[Data records]
———
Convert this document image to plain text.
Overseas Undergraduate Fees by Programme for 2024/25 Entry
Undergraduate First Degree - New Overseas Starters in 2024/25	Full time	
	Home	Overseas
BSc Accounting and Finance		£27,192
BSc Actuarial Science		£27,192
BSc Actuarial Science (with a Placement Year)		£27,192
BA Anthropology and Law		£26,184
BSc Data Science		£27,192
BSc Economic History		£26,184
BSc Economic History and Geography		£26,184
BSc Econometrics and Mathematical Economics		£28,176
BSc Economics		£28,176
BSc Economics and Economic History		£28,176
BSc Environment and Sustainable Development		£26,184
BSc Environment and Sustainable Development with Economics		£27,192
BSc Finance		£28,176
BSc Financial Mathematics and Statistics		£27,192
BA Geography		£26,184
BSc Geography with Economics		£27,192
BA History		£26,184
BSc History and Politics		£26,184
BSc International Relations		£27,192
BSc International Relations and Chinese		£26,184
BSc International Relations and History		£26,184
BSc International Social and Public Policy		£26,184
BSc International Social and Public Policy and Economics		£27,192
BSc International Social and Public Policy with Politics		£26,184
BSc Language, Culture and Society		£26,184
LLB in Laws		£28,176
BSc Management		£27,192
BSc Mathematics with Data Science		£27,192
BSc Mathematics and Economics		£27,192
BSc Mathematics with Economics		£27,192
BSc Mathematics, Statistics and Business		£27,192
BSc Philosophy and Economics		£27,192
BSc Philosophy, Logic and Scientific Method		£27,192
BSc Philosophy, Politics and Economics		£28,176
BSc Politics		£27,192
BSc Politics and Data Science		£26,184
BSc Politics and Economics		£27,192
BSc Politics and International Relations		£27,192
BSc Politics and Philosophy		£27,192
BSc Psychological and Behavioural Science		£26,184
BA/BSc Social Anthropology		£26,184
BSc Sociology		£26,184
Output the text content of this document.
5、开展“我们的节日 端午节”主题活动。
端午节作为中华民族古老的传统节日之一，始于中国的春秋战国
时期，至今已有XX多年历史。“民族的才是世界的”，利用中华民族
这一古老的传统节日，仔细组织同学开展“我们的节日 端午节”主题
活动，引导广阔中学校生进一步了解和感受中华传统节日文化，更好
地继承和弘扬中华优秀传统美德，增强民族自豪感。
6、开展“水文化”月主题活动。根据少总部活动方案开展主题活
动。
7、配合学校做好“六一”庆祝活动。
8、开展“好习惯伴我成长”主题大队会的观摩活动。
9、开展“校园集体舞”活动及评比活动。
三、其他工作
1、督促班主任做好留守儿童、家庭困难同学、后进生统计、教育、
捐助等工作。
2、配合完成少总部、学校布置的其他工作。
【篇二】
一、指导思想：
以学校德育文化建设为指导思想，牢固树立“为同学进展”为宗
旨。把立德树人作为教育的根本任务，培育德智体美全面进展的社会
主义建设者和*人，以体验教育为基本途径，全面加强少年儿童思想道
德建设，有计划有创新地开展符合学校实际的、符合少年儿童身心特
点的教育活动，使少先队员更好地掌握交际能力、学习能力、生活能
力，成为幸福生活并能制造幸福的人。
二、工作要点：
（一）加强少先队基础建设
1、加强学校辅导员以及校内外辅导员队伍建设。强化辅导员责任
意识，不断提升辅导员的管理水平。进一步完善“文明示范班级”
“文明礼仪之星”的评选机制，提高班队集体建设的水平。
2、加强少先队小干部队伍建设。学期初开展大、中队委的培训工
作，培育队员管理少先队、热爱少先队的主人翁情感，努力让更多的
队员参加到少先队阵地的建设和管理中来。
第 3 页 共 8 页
———
Which lines run from the one containing "Output the text content of this document." to the end of the entries above? Quote exactly those, and only those.

Output the text content of this document.
5、开展“我们的节日 端午节”主题活动。
端午节作为中华民族古老的传统节日之一，始于中国的春秋战国
时期，至今已有XX多年历史。“民族的才是世界的”，利用中华民族
这一古老的传统节日，仔细组织同学开展“我们的节日 端午节”主题
活动，引导广阔中学校生进一步了解和感受中华传统节日文化，更好
地继承和弘扬中华优秀传统美德，增强民族自豪感。
6、开展“水文化”月主题活动。根据少总部活动方案开展主题活
动。
7、配合学校做好“六一”庆祝活动。
8、开展“好习惯伴我成长”主题大队会的观摩活动。
9、开展“校园集体舞”活动及评比活动。
三、其他工作
1、督促班主任做好留守儿童、家庭困难同学、后进生统计、教育、
捐助等工作。
2、配合完成少总部、学校布置的其他工作。
【篇二】
一、指导思想：
以学校德育文化建设为指导思想，牢固树立“为同学进展”为宗
旨。把立德树人作为教育的根本任务，培育德智体美全面进展的社会
主义建设者和*人，以体验教育为基本途径，全面加强少年儿童思想道
德建设，有计划有创新地开展符合学校实际的、符合少年儿童身心特
点的教育活动，使少先队员更好地掌握交际能力、学习能力、生活能
力，成为幸福生活并能制造幸福的人。
二、工作要点：
（一）加强少先队基础建设
1、加强学校辅导员以及校内外辅导员队伍建设。强化辅导员责任
意识，不断提升辅导员的管理水平。进一步完善“文明示范班级”
“文明礼仪之星”的评选机制，提高班队集体建设的水平。
2、加强少先队小干部队伍建设。学期初开展大、中队委的培训工
作，培育队员管理少先队、热爱少先队的主人翁情感，努力让更多的
队员参加到少先队阵地的建设和管理中来。
第 3 页 共 8 页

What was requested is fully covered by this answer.